## STATED GOAL
Lines containing the string "megadásának" are to be counted; report the number and nothing more.
↓↓↓
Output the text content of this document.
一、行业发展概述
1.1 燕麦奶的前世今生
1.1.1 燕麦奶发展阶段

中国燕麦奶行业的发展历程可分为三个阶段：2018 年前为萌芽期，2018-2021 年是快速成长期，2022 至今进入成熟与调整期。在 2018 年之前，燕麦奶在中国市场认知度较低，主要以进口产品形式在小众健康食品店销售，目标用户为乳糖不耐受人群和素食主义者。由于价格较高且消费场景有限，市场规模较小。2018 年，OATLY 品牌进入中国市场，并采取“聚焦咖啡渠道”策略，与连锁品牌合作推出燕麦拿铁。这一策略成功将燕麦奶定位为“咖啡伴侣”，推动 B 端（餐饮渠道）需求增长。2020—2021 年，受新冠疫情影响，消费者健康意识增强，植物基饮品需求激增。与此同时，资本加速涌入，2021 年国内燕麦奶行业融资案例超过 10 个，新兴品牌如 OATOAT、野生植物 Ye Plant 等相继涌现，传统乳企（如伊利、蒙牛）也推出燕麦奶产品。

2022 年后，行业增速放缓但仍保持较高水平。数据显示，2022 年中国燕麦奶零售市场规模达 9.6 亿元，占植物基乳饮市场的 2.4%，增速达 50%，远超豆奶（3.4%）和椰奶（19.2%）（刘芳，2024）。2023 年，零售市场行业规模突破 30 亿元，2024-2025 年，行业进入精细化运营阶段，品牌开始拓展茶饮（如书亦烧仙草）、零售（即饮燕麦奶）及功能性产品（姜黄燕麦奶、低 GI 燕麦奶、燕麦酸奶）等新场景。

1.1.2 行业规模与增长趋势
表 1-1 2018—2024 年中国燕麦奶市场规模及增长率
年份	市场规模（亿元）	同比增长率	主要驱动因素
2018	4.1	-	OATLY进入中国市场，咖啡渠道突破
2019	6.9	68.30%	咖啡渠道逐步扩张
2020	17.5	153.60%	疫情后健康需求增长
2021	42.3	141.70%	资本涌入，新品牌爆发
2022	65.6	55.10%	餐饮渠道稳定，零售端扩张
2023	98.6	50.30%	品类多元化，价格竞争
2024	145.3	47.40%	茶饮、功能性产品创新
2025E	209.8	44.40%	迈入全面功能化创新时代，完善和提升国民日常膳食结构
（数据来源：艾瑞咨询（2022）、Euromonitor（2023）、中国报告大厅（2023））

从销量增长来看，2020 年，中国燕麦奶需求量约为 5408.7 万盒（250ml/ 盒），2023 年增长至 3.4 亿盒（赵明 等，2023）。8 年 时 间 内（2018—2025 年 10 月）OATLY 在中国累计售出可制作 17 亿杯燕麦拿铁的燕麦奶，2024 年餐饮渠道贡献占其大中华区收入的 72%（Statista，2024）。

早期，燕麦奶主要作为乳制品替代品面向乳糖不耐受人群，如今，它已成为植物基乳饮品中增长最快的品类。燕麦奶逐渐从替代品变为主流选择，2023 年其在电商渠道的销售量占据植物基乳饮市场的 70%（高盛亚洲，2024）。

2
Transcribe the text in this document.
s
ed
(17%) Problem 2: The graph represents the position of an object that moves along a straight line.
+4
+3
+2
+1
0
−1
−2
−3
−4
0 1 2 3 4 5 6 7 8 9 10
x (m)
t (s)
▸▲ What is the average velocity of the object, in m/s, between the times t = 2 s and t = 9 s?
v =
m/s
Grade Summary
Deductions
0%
↑↑↑
↓↓↓
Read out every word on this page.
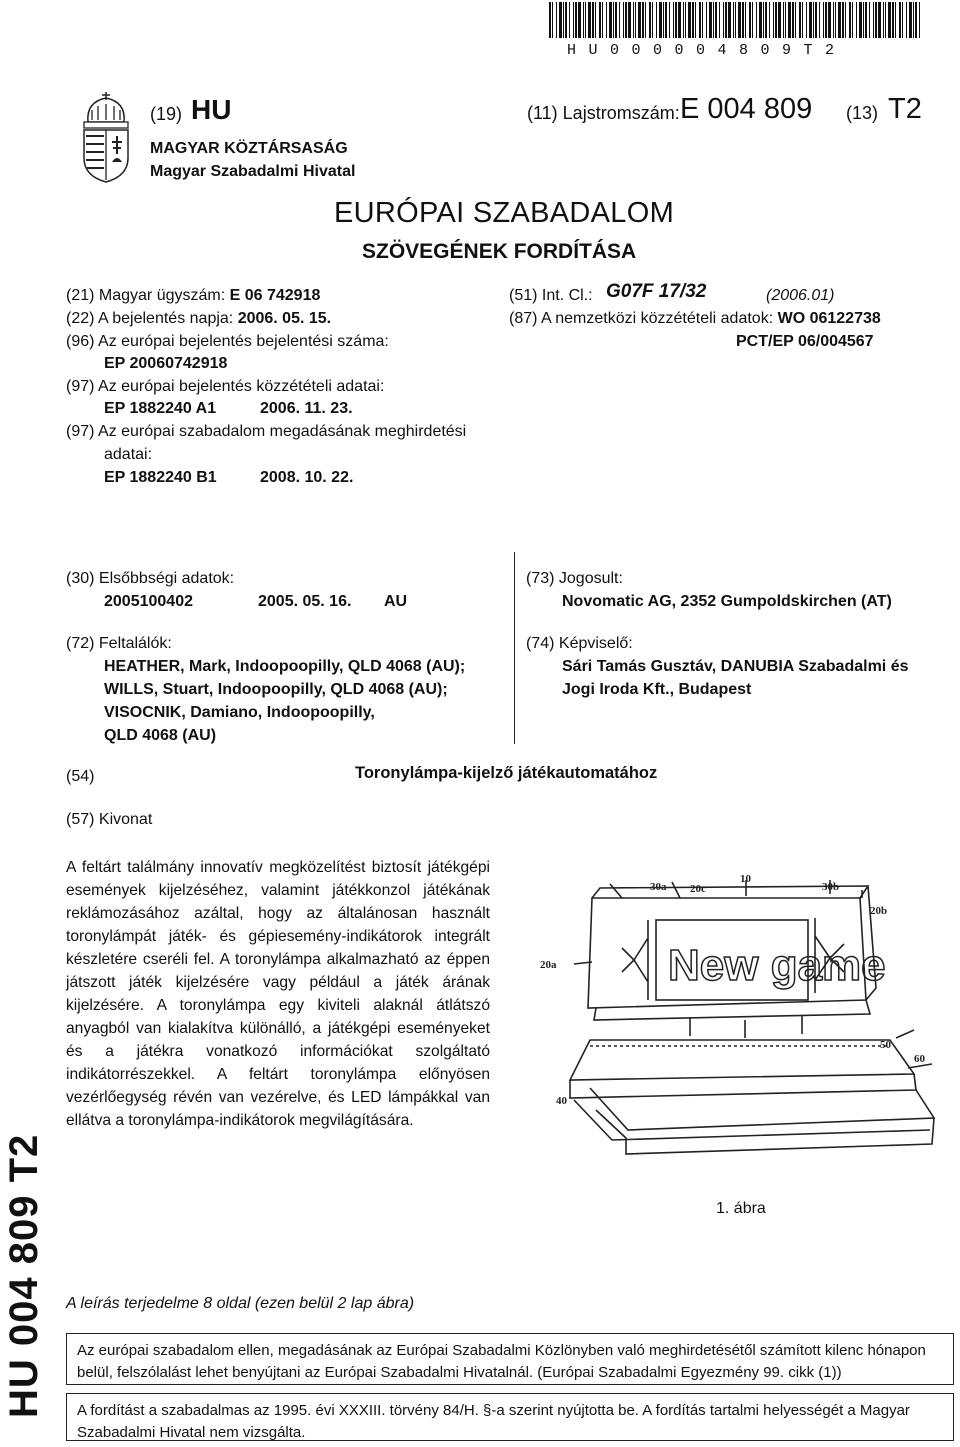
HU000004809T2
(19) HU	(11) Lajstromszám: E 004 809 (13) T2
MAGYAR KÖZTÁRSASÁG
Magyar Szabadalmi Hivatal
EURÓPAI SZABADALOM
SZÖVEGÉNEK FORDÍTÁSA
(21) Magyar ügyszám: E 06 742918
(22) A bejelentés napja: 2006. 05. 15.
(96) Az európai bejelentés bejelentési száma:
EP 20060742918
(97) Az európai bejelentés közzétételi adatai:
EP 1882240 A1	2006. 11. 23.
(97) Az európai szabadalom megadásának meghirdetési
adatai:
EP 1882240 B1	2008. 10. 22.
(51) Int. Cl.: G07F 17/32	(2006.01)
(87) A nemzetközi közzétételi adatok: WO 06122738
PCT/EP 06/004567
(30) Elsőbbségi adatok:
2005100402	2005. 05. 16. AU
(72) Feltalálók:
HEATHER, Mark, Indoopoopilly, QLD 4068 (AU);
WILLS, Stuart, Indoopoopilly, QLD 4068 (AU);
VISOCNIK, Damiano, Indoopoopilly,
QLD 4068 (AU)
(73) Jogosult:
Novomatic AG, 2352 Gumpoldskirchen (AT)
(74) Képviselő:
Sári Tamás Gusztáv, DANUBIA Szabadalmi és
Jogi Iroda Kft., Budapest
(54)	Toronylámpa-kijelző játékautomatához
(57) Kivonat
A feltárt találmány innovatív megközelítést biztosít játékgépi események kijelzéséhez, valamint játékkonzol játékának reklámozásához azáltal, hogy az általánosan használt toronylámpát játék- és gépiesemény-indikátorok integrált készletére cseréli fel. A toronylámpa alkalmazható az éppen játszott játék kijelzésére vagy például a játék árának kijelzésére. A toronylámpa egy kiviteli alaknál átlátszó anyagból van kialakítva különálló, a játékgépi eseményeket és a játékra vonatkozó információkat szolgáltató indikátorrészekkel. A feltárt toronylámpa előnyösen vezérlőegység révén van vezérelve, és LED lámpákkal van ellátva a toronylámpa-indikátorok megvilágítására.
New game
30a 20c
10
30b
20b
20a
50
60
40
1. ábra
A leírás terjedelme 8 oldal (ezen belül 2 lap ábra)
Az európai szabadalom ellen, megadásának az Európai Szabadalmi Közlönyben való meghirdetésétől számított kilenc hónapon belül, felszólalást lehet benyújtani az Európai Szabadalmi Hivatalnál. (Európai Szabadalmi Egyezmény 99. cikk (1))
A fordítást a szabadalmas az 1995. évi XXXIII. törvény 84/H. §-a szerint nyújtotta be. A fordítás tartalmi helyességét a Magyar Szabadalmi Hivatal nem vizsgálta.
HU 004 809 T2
↑↑↑
## OUTPUT BELOW
2